> _Aim of the exercise_:
Check every line of the entries below for the word "距离电影院", and copy the ones that have it.

> _Exercise materials_:
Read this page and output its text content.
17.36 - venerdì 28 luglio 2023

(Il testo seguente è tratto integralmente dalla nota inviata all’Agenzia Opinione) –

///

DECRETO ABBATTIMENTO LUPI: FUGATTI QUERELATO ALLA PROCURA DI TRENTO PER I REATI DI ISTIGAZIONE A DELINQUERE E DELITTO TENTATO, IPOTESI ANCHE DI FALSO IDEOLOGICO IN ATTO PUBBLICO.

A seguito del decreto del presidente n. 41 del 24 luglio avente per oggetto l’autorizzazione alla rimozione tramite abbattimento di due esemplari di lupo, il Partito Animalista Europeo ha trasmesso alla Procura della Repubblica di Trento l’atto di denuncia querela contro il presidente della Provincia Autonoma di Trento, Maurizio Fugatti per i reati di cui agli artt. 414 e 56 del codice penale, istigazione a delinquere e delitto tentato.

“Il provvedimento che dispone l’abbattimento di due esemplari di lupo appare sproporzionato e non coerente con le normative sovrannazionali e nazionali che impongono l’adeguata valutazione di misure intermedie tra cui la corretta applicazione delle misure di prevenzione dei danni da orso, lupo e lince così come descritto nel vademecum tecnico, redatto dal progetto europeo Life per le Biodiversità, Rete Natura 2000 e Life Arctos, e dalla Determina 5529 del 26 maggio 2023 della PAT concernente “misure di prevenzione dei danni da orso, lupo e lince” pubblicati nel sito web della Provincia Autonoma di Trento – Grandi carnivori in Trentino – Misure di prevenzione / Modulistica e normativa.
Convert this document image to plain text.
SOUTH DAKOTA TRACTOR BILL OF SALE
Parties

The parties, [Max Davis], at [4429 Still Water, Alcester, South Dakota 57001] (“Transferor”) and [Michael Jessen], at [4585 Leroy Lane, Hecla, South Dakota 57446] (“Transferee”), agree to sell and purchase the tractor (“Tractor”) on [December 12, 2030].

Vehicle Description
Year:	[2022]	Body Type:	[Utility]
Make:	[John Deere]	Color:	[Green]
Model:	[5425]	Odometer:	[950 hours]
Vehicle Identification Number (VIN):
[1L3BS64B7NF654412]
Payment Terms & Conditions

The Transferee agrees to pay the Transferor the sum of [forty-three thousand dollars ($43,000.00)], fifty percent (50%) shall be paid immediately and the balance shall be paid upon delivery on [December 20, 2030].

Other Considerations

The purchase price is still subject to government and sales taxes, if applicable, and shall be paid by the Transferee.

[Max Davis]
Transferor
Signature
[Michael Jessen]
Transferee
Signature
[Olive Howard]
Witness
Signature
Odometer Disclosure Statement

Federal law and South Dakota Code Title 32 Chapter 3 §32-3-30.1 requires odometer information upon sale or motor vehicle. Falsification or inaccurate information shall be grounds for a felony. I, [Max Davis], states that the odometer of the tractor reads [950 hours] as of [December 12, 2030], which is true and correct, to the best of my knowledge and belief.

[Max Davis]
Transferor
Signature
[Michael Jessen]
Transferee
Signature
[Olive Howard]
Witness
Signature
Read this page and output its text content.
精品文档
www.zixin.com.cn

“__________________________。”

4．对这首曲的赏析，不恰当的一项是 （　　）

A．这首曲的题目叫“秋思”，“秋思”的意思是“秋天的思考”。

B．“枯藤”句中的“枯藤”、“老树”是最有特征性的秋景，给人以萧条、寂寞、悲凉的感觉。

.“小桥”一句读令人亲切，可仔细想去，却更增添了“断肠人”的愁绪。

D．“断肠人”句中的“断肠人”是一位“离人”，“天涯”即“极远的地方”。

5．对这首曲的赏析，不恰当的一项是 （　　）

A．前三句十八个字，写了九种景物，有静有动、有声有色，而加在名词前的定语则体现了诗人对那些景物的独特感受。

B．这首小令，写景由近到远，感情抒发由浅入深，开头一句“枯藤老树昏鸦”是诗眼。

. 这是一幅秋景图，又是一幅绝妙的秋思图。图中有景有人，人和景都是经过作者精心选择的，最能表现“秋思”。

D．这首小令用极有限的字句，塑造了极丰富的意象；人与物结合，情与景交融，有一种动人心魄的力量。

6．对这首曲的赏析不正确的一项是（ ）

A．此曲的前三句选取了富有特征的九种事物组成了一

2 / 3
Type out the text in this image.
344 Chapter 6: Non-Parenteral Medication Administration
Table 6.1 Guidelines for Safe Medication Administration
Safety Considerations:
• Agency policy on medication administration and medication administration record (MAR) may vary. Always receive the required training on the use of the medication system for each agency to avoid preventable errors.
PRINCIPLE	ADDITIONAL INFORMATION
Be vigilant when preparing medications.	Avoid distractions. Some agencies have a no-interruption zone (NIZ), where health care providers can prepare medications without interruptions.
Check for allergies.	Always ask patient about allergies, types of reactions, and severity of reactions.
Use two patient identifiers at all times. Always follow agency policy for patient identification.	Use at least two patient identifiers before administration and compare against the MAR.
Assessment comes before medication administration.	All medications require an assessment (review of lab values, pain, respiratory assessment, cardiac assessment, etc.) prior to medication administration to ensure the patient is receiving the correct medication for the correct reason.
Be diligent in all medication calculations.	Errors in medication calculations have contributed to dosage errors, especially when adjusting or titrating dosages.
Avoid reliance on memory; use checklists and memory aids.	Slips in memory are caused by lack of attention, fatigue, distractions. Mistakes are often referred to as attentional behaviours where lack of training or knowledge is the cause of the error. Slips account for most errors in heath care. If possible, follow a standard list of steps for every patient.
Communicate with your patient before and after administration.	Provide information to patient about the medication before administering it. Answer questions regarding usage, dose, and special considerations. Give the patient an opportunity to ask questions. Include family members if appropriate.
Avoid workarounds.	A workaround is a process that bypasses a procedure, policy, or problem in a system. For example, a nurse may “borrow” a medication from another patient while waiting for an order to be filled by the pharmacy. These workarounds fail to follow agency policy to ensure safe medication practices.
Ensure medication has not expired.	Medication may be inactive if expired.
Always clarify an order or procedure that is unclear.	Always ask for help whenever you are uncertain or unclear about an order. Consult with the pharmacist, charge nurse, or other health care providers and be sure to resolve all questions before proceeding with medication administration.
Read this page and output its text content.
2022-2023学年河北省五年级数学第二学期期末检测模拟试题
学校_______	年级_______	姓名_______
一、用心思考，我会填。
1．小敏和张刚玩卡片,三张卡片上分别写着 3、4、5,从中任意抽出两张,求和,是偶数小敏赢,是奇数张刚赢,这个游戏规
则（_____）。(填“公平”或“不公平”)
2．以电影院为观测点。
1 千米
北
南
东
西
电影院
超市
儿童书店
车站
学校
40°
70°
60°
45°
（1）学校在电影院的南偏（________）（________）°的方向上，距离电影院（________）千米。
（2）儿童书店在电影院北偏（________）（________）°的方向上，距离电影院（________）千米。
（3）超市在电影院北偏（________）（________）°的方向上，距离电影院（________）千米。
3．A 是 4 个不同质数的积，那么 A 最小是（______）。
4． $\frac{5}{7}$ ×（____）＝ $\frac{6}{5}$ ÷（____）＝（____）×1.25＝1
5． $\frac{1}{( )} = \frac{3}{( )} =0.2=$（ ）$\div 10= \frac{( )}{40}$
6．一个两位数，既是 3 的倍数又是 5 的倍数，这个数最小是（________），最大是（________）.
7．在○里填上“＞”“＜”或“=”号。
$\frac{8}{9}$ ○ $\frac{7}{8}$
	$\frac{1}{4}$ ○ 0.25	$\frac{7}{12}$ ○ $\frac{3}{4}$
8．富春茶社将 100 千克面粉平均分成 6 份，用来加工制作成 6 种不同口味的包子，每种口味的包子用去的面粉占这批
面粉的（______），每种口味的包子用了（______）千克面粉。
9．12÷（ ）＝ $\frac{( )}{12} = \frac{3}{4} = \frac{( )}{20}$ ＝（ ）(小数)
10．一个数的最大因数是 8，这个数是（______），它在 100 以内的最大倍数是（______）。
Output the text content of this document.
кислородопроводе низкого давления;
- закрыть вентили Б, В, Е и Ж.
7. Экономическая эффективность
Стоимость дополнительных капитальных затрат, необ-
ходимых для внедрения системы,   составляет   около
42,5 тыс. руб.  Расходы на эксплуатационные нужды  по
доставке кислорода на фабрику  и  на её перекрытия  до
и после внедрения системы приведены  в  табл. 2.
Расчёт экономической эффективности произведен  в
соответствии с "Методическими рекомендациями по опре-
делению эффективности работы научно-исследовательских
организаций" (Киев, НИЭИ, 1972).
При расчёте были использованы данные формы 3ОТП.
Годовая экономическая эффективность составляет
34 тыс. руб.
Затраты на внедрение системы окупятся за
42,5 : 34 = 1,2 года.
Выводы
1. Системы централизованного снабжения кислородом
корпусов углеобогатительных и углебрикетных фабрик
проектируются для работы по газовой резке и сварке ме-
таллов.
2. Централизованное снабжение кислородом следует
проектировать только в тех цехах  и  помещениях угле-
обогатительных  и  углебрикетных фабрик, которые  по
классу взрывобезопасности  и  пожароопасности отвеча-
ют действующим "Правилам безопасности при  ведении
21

> _Answer in full_:
（1）学校在电影院的南偏（________）（________）°的方向上，距离电影院（________）千米。
（2）儿童书店在电影院北偏（________）（________）°的方向上，距离电影院（________）千米。
（3）超市在电影院北偏（________）（________）°的方向上，距离电影院（________）千米。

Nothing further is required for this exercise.